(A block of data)
==================================================

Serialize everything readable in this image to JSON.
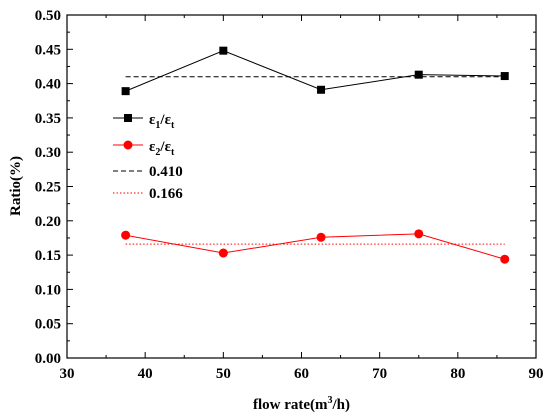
{
  "chart_data": {
    "type": "line",
    "title": "",
    "xlabel": "flow rate(m",
    "xlabel_sup": "3",
    "xlabel_tail": "/h)",
    "ylabel": "Ratio(%)",
    "xlim": [
      30,
      90
    ],
    "ylim": [
      0.0,
      0.5
    ],
    "xticks": [
      30,
      40,
      50,
      60,
      70,
      80,
      90
    ],
    "yticks": [
      0.0,
      0.05,
      0.1,
      0.15,
      0.2,
      0.25,
      0.3,
      0.35,
      0.4,
      0.45,
      0.5
    ],
    "xtick_labels": [
      "30",
      "40",
      "50",
      "60",
      "70",
      "80",
      "90"
    ],
    "ytick_labels": [
      "0.00",
      "0.05",
      "0.10",
      "0.15",
      "0.20",
      "0.25",
      "0.30",
      "0.35",
      "0.40",
      "0.45",
      "0.50"
    ],
    "grid": false,
    "legend_position": "left-middle",
    "x": [
      37.5,
      50,
      62.5,
      75,
      86
    ],
    "series": [
      {
        "id": "s1",
        "name_main": "ε",
        "name_sub1": "1",
        "name_mid": "/ε",
        "name_sub2": "t",
        "values": [
          0.389,
          0.448,
          0.391,
          0.413,
          0.411
        ],
        "color": "#000000",
        "marker": "square"
      },
      {
        "id": "s2",
        "name_main": "ε",
        "name_sub1": "2",
        "name_mid": "/ε",
        "name_sub2": "t",
        "values": [
          0.179,
          0.153,
          0.176,
          0.181,
          0.144
        ],
        "color": "#ff0000",
        "marker": "circle"
      }
    ],
    "reference_lines": [
      {
        "id": "r1",
        "name": "0.410",
        "value": 0.41,
        "x_range": [
          37.5,
          86
        ],
        "color": "#000000",
        "style": "dashed"
      },
      {
        "id": "r2",
        "name": "0.166",
        "value": 0.166,
        "x_range": [
          37.5,
          86
        ],
        "color": "#ff0000",
        "style": "dotted"
      }
    ]
  }
}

==================================================

Set problem -> Quote the entries above word for word. Leave the images out.

Response to the exercise ->
Serialize everything readable in this image to JSON.
{
  "chart_data": {
    "type": "line",
    "title": "",
    "xlabel": "flow rate(m",
    "xlabel_sup": "3",
    "xlabel_tail": "/h)",
    "ylabel": "Ratio(%)",
    "xlim": [
      30,
      90
    ],
    "ylim": [
      0.0,
      0.5
    ],
    "xticks": [
      30,
      40,
      50,
      60,
      70,
      80,
      90
    ],
    "yticks": [
      0.0,
      0.05,
      0.1,
      0.15,
      0.2,
      0.25,
      0.3,
      0.35,
      0.4,
      0.45,
      0.5
    ],
    "xtick_labels": [
      "30",
      "40",
      "50",
      "60",
      "70",
      "80",
      "90"
    ],
    "ytick_labels": [
      "0.00",
      "0.05",
      "0.10",
      "0.15",
      "0.20",
      "0.25",
      "0.30",
      "0.35",
      "0.40",
      "0.45",
      "0.50"
    ],
    "grid": false,
    "legend_position": "left-middle",
    "x": [
      37.5,
      50,
      62.5,
      75,
      86
    ],
    "series": [
      {
        "id": "s1",
        "name_main": "ε",
        "name_sub1": "1",
        "name_mid": "/ε",
        "name_sub2": "t",
        "values": [
          0.389,
          0.448,
          0.391,
          0.413,
          0.411
        ],
        "color": "#000000",
        "marker": "square"
      },
      {
        "id": "s2",
        "name_main": "ε",
        "name_sub1": "2",
        "name_mid": "/ε",
        "name_sub2": "t",
        "values": [
          0.179,
          0.153,
          0.176,
          0.181,
          0.144
        ],
        "color": "#ff0000",
        "marker": "circle"
      }
    ],
    "reference_lines": [
      {
        "id": "r1",
        "name": "0.410",
        "value": 0.41,
        "x_range": [
          37.5,
          86
        ],
        "color": "#000000",
        "style": "dashed"
      },
      {
        "id": "r2",
        "name": "0.166",
        "value": 0.166,
        "x_range": [
          37.5,
          86
        ],
        "color": "#ff0000",
        "style": "dotted"
      }
    ]
  }
}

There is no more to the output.